__CHALLENGE__. Scan the entries below. List each line with "PACKAGES".

— Start EXCERPTED RECORDS —

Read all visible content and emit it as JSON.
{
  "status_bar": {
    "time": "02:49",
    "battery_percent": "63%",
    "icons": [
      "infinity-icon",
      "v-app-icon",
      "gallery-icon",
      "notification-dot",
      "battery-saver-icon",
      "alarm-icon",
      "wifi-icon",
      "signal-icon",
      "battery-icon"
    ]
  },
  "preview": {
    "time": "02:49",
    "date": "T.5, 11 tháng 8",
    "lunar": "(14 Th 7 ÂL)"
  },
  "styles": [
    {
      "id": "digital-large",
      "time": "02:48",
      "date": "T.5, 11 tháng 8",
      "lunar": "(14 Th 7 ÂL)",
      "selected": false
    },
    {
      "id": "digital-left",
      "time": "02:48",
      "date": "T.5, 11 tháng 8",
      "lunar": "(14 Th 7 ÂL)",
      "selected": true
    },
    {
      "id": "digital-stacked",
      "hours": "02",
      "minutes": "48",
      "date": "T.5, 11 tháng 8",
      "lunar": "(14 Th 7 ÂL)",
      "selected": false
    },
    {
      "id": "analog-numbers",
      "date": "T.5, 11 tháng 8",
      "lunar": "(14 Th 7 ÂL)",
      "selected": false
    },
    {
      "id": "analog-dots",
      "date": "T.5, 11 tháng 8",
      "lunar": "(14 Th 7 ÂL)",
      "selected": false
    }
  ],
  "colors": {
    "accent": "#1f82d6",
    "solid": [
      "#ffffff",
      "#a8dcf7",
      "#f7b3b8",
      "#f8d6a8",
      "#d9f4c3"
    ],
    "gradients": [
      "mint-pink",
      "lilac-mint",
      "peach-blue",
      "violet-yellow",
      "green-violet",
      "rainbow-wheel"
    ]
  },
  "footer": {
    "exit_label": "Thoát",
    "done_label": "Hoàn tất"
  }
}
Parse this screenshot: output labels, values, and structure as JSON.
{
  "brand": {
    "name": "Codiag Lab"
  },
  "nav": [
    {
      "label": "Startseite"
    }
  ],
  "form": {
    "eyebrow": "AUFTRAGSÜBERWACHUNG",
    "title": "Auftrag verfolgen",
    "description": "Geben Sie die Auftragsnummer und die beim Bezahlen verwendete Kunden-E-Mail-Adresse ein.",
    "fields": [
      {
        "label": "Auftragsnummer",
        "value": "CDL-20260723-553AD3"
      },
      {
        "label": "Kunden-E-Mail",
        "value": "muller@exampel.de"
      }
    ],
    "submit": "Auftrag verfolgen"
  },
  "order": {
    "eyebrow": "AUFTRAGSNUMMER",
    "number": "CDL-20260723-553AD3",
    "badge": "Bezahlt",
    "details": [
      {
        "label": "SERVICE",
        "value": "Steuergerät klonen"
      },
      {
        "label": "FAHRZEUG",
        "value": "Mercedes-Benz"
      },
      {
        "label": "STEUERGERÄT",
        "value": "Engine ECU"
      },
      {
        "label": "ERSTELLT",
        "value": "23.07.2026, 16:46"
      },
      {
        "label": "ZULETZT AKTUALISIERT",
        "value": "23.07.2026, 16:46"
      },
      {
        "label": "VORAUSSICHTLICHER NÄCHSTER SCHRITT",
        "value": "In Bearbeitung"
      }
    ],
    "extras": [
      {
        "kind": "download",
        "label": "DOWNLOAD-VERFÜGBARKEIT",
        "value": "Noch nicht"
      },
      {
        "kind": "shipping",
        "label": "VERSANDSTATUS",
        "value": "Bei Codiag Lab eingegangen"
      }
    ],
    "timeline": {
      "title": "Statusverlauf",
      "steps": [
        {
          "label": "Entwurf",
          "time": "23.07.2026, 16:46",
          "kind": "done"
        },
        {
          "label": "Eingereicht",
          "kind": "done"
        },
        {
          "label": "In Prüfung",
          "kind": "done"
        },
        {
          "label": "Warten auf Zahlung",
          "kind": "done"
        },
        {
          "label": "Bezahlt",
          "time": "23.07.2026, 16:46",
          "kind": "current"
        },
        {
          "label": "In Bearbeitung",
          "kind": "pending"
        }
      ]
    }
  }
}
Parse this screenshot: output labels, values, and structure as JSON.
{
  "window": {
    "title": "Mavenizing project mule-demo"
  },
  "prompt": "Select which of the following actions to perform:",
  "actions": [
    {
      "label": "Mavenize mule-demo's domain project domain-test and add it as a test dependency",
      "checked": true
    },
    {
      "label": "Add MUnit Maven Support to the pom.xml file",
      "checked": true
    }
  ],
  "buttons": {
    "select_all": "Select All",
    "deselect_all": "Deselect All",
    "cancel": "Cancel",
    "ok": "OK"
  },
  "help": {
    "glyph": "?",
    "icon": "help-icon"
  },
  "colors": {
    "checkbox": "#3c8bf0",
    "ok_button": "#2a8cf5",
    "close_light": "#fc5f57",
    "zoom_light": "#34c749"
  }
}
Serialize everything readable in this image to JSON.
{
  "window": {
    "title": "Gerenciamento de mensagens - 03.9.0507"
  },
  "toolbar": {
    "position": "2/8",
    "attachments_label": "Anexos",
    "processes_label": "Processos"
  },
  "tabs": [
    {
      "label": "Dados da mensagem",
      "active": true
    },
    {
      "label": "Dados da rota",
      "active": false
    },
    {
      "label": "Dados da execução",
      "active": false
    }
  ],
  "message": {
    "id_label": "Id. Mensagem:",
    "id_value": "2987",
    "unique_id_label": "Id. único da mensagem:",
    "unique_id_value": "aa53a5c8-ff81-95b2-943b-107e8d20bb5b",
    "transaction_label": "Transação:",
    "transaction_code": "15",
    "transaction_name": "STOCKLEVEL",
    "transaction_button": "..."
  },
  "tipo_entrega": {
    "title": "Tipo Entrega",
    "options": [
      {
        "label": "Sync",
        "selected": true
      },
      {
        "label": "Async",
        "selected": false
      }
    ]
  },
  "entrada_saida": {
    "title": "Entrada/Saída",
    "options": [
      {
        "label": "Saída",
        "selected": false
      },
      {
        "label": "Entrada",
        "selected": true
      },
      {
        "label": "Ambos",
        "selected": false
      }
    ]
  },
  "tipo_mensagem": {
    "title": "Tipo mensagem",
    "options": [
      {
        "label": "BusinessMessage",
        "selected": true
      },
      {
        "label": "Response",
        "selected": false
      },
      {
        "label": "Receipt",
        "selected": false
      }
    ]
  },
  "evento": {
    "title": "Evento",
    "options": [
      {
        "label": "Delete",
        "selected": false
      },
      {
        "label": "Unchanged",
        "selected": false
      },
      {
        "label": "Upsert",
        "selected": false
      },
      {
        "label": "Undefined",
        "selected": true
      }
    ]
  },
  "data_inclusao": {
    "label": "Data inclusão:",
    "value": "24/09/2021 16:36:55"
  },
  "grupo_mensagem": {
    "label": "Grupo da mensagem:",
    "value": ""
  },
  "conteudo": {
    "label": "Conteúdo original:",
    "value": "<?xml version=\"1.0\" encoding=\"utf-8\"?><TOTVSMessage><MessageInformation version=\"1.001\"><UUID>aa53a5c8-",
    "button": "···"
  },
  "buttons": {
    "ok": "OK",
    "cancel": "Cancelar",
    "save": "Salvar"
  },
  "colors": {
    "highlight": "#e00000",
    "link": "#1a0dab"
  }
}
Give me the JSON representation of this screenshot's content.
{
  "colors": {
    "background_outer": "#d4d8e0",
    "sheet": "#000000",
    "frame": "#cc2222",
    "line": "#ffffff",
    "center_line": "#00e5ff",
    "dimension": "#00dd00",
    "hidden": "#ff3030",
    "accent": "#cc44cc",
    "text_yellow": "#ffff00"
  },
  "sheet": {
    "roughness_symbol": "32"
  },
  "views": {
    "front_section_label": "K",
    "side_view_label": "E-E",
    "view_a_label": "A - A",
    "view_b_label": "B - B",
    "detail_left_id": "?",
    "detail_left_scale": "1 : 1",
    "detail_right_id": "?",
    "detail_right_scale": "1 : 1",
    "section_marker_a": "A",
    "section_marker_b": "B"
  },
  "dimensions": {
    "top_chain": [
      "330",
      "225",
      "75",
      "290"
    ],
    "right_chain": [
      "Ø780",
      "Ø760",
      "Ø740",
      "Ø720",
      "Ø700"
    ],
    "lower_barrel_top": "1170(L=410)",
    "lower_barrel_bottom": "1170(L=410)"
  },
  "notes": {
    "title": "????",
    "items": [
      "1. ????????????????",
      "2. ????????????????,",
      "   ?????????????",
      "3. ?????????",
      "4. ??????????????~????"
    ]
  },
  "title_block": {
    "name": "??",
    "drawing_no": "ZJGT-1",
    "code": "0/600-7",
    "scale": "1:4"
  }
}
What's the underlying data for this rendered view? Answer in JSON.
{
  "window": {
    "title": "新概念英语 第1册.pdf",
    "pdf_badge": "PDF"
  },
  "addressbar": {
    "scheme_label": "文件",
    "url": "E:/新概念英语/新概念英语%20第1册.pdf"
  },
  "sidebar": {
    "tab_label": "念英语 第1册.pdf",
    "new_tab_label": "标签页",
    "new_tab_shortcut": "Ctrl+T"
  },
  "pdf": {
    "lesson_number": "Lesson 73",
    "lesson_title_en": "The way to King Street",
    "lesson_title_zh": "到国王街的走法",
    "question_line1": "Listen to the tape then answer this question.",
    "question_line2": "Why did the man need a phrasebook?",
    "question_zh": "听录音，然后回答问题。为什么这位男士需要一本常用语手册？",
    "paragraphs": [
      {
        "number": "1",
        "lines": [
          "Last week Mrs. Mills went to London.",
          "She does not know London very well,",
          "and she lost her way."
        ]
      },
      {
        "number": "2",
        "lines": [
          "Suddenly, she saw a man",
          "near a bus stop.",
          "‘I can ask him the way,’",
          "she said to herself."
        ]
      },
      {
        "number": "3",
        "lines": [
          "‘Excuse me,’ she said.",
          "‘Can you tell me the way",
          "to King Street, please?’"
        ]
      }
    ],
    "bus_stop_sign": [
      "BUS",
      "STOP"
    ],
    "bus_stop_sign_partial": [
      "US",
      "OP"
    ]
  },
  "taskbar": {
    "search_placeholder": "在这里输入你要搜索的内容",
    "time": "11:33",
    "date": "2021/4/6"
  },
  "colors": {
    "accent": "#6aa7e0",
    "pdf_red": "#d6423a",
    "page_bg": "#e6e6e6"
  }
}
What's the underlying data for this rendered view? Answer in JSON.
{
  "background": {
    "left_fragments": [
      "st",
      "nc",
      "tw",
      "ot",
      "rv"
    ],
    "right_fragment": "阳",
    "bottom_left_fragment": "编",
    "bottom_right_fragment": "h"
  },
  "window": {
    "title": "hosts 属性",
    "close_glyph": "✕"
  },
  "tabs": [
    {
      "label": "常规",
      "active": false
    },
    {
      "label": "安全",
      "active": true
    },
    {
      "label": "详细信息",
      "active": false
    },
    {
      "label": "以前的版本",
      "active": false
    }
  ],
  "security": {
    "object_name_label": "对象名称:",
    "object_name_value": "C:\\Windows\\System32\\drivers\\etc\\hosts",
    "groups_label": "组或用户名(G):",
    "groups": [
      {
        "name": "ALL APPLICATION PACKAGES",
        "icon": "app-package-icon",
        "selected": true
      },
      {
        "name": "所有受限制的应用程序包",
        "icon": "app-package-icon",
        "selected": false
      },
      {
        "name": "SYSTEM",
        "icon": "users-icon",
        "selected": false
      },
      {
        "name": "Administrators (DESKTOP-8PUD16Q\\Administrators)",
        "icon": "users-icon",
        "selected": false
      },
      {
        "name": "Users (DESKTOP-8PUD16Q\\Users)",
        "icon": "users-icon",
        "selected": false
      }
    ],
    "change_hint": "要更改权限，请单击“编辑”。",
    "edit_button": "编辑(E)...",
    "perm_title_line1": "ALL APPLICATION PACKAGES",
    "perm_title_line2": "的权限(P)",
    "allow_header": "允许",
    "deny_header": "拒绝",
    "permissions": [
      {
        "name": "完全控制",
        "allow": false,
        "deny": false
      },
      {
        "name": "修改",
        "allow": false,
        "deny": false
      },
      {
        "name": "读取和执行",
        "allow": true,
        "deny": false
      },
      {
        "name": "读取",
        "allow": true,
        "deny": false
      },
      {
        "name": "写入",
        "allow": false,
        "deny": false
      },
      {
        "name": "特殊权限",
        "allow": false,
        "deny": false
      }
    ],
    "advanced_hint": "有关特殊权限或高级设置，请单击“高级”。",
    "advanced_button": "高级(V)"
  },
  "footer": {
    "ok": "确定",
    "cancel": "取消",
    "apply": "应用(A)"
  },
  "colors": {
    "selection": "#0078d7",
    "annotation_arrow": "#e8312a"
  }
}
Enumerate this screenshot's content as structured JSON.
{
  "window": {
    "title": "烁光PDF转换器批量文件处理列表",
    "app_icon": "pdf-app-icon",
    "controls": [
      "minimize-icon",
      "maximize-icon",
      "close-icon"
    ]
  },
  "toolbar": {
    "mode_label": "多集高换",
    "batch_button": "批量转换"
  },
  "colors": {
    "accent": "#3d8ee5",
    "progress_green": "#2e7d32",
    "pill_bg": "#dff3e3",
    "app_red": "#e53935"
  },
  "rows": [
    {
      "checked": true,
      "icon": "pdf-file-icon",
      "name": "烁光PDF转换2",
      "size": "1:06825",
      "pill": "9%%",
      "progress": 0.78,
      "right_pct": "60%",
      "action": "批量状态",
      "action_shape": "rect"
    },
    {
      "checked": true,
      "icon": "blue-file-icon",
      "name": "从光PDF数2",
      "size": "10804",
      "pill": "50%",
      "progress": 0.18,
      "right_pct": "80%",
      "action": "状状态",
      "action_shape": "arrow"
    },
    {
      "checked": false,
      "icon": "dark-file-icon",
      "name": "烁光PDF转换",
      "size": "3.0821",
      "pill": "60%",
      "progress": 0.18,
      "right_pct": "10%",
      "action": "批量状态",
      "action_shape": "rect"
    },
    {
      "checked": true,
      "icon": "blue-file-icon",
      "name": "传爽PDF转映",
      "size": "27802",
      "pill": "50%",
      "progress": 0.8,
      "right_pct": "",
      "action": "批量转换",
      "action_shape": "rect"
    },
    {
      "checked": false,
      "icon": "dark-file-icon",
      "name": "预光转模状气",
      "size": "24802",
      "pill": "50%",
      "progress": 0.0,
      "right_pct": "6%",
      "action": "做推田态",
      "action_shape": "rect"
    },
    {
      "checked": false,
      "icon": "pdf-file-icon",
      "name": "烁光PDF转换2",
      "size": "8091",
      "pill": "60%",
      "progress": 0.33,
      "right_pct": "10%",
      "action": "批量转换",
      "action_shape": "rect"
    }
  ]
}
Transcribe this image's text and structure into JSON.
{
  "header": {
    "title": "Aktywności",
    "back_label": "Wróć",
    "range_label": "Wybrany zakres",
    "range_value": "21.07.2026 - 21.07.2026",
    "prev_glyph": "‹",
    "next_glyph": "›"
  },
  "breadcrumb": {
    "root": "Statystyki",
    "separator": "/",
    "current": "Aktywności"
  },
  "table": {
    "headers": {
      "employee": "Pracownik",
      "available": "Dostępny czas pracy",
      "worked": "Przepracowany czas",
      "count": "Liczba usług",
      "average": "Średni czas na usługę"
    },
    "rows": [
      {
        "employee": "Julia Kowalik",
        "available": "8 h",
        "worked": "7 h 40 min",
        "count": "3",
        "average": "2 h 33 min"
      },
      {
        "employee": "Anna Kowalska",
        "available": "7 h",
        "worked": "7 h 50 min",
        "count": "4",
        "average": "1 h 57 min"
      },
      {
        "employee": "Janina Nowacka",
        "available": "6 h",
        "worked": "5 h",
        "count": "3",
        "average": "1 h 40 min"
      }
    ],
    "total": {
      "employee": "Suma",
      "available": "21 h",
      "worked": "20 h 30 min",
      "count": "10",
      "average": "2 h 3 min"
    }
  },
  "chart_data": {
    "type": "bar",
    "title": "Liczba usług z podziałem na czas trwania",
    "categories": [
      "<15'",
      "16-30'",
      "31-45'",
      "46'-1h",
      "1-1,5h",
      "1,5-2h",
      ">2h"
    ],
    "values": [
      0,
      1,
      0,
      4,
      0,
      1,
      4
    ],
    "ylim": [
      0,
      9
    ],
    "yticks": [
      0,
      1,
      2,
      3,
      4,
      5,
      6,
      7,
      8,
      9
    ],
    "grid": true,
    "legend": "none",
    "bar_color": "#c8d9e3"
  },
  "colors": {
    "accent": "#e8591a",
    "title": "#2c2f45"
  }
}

— End EXCERPTED RECORDS —

__OUTPUT FOR THIS EXERCISE__.
        "name": "ALL APPLICATION PACKAGES",
    "perm_title_line1": "ALL APPLICATION PACKAGES",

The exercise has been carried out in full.